* Task *
Check every line of the data below for the string "JSON", and copy the ones that hold it.
* start Exercise input *
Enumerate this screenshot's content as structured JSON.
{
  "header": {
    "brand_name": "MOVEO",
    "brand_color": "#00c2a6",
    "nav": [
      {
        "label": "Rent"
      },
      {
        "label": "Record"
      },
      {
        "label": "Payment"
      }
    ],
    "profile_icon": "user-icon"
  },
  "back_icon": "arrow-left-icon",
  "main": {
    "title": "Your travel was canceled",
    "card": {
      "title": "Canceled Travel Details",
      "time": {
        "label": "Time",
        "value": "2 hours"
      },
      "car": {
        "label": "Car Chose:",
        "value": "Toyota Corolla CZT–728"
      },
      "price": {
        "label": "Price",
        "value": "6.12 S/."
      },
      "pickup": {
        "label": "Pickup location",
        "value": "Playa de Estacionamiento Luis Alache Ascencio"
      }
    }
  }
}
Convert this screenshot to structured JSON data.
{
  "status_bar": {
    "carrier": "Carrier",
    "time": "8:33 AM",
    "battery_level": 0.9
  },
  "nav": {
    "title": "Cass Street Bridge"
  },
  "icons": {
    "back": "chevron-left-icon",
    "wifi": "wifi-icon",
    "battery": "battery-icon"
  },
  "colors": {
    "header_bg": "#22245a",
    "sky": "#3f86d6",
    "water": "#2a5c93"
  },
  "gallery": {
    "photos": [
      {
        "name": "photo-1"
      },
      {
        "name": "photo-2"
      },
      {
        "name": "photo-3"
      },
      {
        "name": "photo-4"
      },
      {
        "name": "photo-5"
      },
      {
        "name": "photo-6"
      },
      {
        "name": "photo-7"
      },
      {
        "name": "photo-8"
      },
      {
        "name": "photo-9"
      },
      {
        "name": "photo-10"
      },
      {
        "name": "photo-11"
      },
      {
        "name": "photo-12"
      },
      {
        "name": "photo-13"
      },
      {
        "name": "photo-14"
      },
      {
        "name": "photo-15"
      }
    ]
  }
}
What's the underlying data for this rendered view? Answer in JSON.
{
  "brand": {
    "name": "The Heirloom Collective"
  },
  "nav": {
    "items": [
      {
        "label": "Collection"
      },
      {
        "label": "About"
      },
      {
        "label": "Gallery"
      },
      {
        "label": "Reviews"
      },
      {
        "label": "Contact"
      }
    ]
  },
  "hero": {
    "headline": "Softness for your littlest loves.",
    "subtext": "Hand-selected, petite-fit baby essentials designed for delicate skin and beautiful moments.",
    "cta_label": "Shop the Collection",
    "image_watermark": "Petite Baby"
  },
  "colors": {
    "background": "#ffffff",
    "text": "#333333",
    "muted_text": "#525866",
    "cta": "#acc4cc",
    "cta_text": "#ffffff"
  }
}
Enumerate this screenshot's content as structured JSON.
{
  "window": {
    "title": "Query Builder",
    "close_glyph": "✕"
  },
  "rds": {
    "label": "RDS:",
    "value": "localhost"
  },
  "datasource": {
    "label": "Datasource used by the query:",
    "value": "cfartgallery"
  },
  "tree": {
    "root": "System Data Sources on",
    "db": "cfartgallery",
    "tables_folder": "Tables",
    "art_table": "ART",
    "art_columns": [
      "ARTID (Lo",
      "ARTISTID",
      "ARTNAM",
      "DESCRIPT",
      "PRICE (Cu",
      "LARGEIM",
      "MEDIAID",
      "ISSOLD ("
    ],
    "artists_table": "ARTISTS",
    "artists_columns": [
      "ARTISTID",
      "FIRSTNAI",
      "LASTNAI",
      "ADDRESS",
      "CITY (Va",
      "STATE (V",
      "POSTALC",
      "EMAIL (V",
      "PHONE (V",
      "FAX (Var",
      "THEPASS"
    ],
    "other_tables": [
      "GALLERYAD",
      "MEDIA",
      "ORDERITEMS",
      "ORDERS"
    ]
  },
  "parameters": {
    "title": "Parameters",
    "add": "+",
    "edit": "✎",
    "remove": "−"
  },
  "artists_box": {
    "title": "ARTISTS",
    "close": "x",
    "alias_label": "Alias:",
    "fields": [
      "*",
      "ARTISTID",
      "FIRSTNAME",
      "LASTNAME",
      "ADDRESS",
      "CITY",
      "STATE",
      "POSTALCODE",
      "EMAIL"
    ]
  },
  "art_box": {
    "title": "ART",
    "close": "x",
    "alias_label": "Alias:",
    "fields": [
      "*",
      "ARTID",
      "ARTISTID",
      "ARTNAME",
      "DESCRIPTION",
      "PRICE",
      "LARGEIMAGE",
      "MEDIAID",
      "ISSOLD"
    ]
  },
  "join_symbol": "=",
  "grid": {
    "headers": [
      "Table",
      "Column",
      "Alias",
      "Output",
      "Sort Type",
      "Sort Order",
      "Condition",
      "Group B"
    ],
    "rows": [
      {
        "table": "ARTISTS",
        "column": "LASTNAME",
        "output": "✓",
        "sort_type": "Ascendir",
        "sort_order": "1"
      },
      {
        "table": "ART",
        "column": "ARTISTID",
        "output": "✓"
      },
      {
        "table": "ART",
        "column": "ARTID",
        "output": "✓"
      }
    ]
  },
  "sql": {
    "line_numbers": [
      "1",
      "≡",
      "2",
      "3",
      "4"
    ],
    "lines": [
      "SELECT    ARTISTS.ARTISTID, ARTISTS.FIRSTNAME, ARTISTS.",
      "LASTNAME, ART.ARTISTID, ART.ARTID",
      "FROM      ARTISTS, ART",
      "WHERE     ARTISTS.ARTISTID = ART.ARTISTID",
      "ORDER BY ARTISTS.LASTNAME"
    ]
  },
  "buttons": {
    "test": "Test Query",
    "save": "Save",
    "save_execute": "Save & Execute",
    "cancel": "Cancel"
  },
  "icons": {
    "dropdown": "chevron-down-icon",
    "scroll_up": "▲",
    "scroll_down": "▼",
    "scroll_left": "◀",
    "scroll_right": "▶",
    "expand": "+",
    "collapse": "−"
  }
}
* end Exercise input *
* Answer to the problem *
Enumerate this screenshot's content as structured JSON.
Convert this screenshot to structured JSON data.
What's the underlying data for this rendered view? Answer in JSON.
Enumerate this screenshot's content as structured JSON.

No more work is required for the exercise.